To-do list —
a) Translate this sentence from the news report on the Mukhtar Mai case into Spanish: "The sixth, Abdul Khaliq, is to complete a life sentence."
b) Carry on the news report on the Mukhtar Mai case from the point where it stops.

Passage to read —
"""
April 22, 2011


[Women’s rights advocates said the Supreme Court decision was a reflection of a flawed criminal justice system. “Mukhtar’s case was so well known, and for nine years we had been campaigning, and even then if she cannot get justice, then there is no hope for any victim,” said Farzana Bari, a rights activist in Islamabad who attended the court hearing.]

 By Salman Masood 

Ms. Mukhtar Mai. An AP photo
ISLAMABAD, Pakistan — The Supreme Court announced Thursday that it would uphold the acquittals of five of the six men accused in the gang rape of Mukhtar Mai, the woman who gained international recognition and emerged as a symbol of voiceless and oppressed women inPakistan.
A three-member bench of the Supreme Court, led by Justice Shakirullah Jan, upheld a decision by the Lahore High Court and acquitted five of the accused in a judgment that rested on flaws in the prosecution’s account of the rape and discrepancies in Ms. Mukhtar’s statements during initial investigations.
The five men who were acquitted have been jailed for years already in connection with the rape, which occurred in 2002, and are expected to be released this week. The sixth, Abdul Khaliq, is to complete a life sentence.
"""
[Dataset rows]
"""
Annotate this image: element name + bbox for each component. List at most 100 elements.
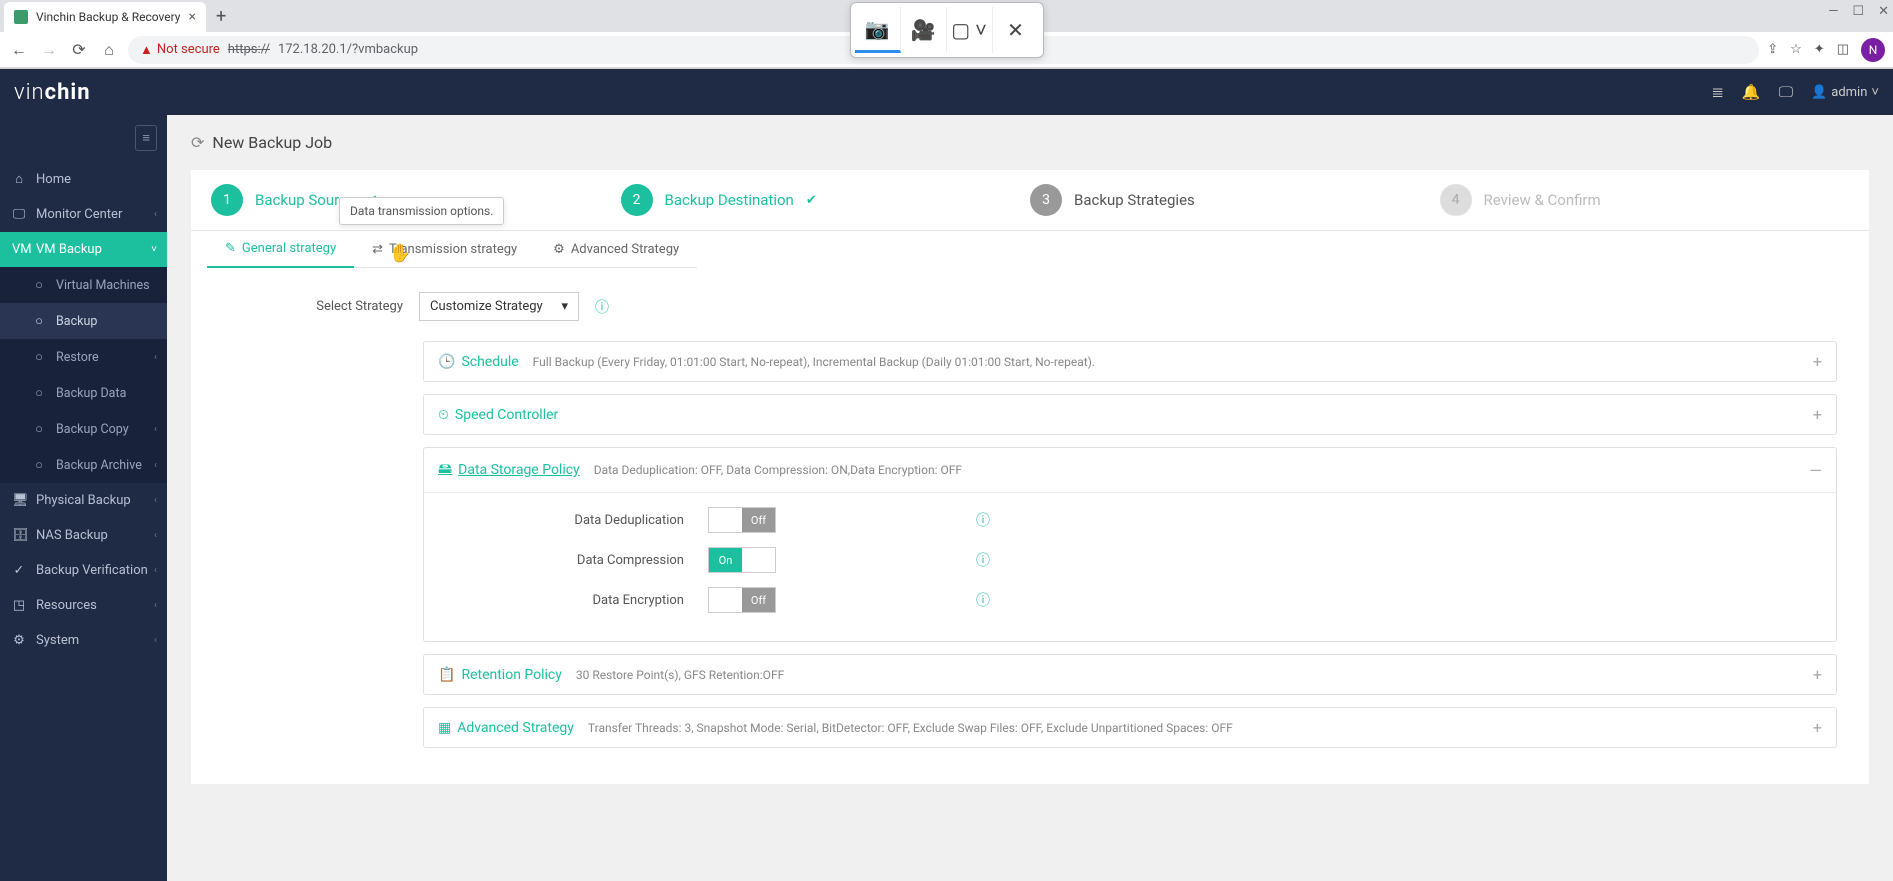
accordion-advanced: ▦Advanced Strategy Transfer Threads: 3, … bbox=[423, 707, 1837, 748]
minus-icon: — bbox=[1810, 461, 1823, 480]
accordion-retention: 📋Retention Policy 30 Restore Point(s), G… bbox=[423, 654, 1837, 695]
check-icon: ✓ bbox=[12, 563, 26, 578]
back-button[interactable]: ← bbox=[8, 39, 30, 61]
reload-button[interactable]: ⟳ bbox=[68, 39, 90, 61]
sidebar-item-monitor[interactable]: 🖵Monitor Center‹ bbox=[0, 197, 167, 232]
monitor-icon: 🖵 bbox=[12, 207, 26, 222]
sidebar-item-home[interactable]: ⌂Home bbox=[0, 161, 167, 197]
share-icon[interactable]: ⇪ bbox=[1767, 42, 1778, 57]
server-icon: 🖥 bbox=[12, 493, 26, 508]
tab-close-icon[interactable]: × bbox=[188, 9, 195, 25]
tab-advanced-strategy[interactable]: ⚙Advanced Strategy bbox=[535, 231, 697, 268]
bookmark-icon[interactable]: ☆ bbox=[1790, 42, 1802, 57]
gear-icon: ⚙ bbox=[553, 242, 565, 257]
cursor-icon: ✋ bbox=[389, 243, 411, 264]
profile-avatar[interactable]: N bbox=[1861, 38, 1885, 62]
clock-icon: 🕒 bbox=[438, 354, 455, 370]
switch-encrypt[interactable]: Off bbox=[708, 587, 776, 613]
sidebar-item-vmbackup[interactable]: VMVM Backup˅ bbox=[0, 232, 167, 267]
capture-screenshot-icon[interactable]: 📷 bbox=[855, 7, 901, 53]
sidebar-sub-virtualmachines[interactable]: ○Virtual Machines bbox=[0, 267, 167, 303]
sidebar-sub-backup[interactable]: ○Backup bbox=[0, 303, 167, 339]
accordion-storage-header[interactable]: 🖴Data Storage Policy Data Deduplication:… bbox=[424, 448, 1836, 492]
plus-icon: + bbox=[1813, 665, 1822, 684]
sidebar-submenu: ○Virtual Machines ○Backup ○Restore‹ ○Bac… bbox=[0, 267, 167, 483]
home-button[interactable]: ⌂ bbox=[98, 39, 120, 61]
plus-icon: + bbox=[1813, 405, 1822, 424]
info-icon[interactable]: ⓘ bbox=[976, 590, 990, 610]
caret-down-icon: ▾ bbox=[561, 299, 568, 314]
nas-icon: 🗄 bbox=[12, 528, 26, 543]
app-header: vinchin ≣ 🔔 🖵 👤 admin ˅ bbox=[0, 69, 1893, 115]
url-host: 172.18.20.1/?vmbackup bbox=[278, 42, 418, 57]
capture-video-icon[interactable]: 🎥 bbox=[901, 7, 947, 53]
info-icon[interactable]: ⓘ bbox=[976, 550, 990, 570]
window-maximize[interactable]: ☐ bbox=[1852, 4, 1864, 19]
capture-close-icon[interactable]: ✕ bbox=[993, 7, 1039, 53]
tab-transmission-strategy[interactable]: ⇄Transmission strategy bbox=[354, 231, 535, 268]
step-backup-strategies[interactable]: 3Backup Strategies bbox=[1030, 184, 1440, 216]
logo: vinchin bbox=[14, 80, 91, 105]
sidebar-item-physical[interactable]: 🖥Physical Backup‹ bbox=[0, 483, 167, 518]
extensions-icon[interactable]: ✦ bbox=[1814, 42, 1825, 57]
capture-toolbar: 📷 🎥 ▢ ˅ ✕ bbox=[850, 2, 1044, 58]
switch-dedup[interactable]: Off bbox=[708, 507, 776, 533]
bell-icon[interactable]: 🔔 bbox=[1742, 83, 1761, 101]
sidebar-sub-restore[interactable]: ○Restore‹ bbox=[0, 339, 167, 375]
info-icon[interactable]: ⓘ bbox=[595, 297, 609, 317]
accordion-schedule: 🕒Schedule Full Backup (Every Friday, 01:… bbox=[423, 341, 1837, 382]
switch-compress[interactable]: On bbox=[708, 547, 776, 573]
sidebar-item-resources[interactable]: ◳Resources‹ bbox=[0, 588, 167, 623]
strategy-tabs: ✎General strategy ⇄Transmission strategy… bbox=[191, 231, 1869, 268]
accordion-storage: 🖴Data Storage Policy Data Deduplication:… bbox=[423, 447, 1837, 642]
accordion-speed-header[interactable]: ⏲Speed Controller + bbox=[424, 395, 1836, 434]
capture-region-icon[interactable]: ▢ ˅ bbox=[947, 7, 993, 53]
main-content: ⟳ New Backup Job 1Backup Source✔ 2Backup… bbox=[167, 115, 1893, 881]
sidebar-toggle[interactable]: ≡ bbox=[0, 115, 167, 161]
disk-icon: 🖴 bbox=[438, 458, 452, 482]
tooltip: Data transmission options. bbox=[339, 197, 504, 225]
window-close[interactable]: ✕ bbox=[1878, 4, 1889, 19]
grid-icon: ▦ bbox=[438, 720, 451, 736]
accordion-schedule-header[interactable]: 🕒Schedule Full Backup (Every Friday, 01:… bbox=[424, 342, 1836, 381]
transfer-icon: ⇄ bbox=[372, 242, 383, 257]
tab-general-strategy[interactable]: ✎General strategy bbox=[207, 231, 354, 268]
accordion-advanced-header[interactable]: ▦Advanced Strategy Transfer Threads: 3, … bbox=[424, 708, 1836, 747]
opt-compress-label: Data Compression bbox=[448, 553, 708, 568]
step-backup-destination[interactable]: 2Backup Destination✔ bbox=[621, 184, 1031, 216]
sidebar-sub-backupdata[interactable]: ○Backup Data bbox=[0, 375, 167, 411]
opt-dedup-label: Data Deduplication bbox=[448, 513, 708, 528]
monitor-icon[interactable]: 🖵 bbox=[1779, 83, 1793, 101]
sidebar-item-system[interactable]: ⚙System‹ bbox=[0, 623, 167, 658]
sidepanel-icon[interactable]: ◫ bbox=[1837, 42, 1849, 57]
opt-encrypt-label: Data Encryption bbox=[448, 593, 708, 608]
select-strategy-label: Select Strategy bbox=[223, 299, 403, 314]
accordion-retention-header[interactable]: 📋Retention Policy 30 Restore Point(s), G… bbox=[424, 655, 1836, 694]
info-icon[interactable]: ⓘ bbox=[976, 510, 990, 530]
window-minimize[interactable]: — bbox=[1828, 4, 1838, 19]
refresh-icon[interactable]: ⟳ bbox=[191, 133, 204, 152]
accordion-storage-body: Data Deduplication Off ⓘ Data Compressio… bbox=[424, 492, 1836, 641]
pencil-icon: ✎ bbox=[225, 241, 236, 256]
sidebar-sub-backupcopy[interactable]: ○Backup Copy‹ bbox=[0, 411, 167, 447]
calendar-icon: 📋 bbox=[438, 667, 455, 683]
page-title: ⟳ New Backup Job bbox=[191, 133, 1869, 152]
url-protocol: https:// bbox=[228, 42, 270, 57]
select-strategy-dropdown[interactable]: Customize Strategy▾ bbox=[419, 292, 579, 321]
tab-title: Vinchin Backup & Recovery bbox=[36, 10, 180, 24]
step-review-confirm[interactable]: 4Review & Confirm bbox=[1440, 184, 1850, 216]
sidebar-sub-backuparchive[interactable]: ○Backup Archive‹ bbox=[0, 447, 167, 483]
forward-button[interactable]: → bbox=[38, 39, 60, 61]
favicon bbox=[14, 10, 28, 24]
sidebar-item-nas[interactable]: 🗄NAS Backup‹ bbox=[0, 518, 167, 553]
gauge-icon: ⏲ bbox=[438, 407, 449, 423]
chevron-down-icon: ˅ bbox=[151, 244, 157, 255]
user-menu[interactable]: 👤 admin ˅ bbox=[1811, 84, 1879, 100]
list-icon[interactable]: ≣ bbox=[1711, 83, 1724, 101]
vm-icon: VM bbox=[12, 242, 26, 257]
browser-tab[interactable]: Vinchin Backup & Recovery × bbox=[4, 2, 206, 32]
new-tab-button[interactable]: + bbox=[206, 6, 236, 27]
sidebar-item-verification[interactable]: ✓Backup Verification‹ bbox=[0, 553, 167, 588]
not-secure-badge: ▲ Not secure bbox=[140, 42, 220, 58]
check-icon: ✔ bbox=[806, 193, 817, 208]
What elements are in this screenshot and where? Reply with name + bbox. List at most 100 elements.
"""
Per-task outputs —
a) El sexto, Abdul Khaliq, deberá cumplir una cadena perpetua.

b)
Ms. Mukhtar was raped on the orders of the village council in Meerwala, a dusty farming village in Punjab Province in a case that jolted the country and ignited international outrage.
The rape was said to be a punishment for her younger brother’s supposed illicit relations with a woman from a rival tribe, the Mastoi. Later police investigations found that the boy had been molested by three Mastoi tribesmen and that the accusation against him had been a cover-up.
Ms. Mukhtar became a cause célèbre among human rights advocates after she spoke out against the crime, and her ensuing legal struggle became a source of strength and inspiration for rape victims. She also set up two schools in her village.
“I am deeply upset by the decision of the Supreme Court,” she said by telephone from Meerwala. “Now I don’t have confidence in any court. But the court of God is bigger than any worldly court.”
She also expressed concern for her safety, saying, “The Supreme Court will be responsible if something happens to me or my family.”
Ms. Mukhtar said that she was informed of the court hearing on Wednesday night and wanted to attend it the next day, but that her lawyer, Aitzaz Ahsan, advised her not to. Mr. Ahsan could not be reached for comment despite repeated efforts.
“He said that the court would already have made up its mind, and there was little use in my traveling through the night to reach Islamabad,” she said.
Ms. Mukhtar appeared to be resigned to the decision. “I leave everything in the court of God,” she said.
The legal battle took many twists and turns in the past nine years. Fourteen men were initially charged in the case in 2002, and six — the leader of the village council, a council member and the four men accused of carrying out the rape — were convicted and sentenced to death that year.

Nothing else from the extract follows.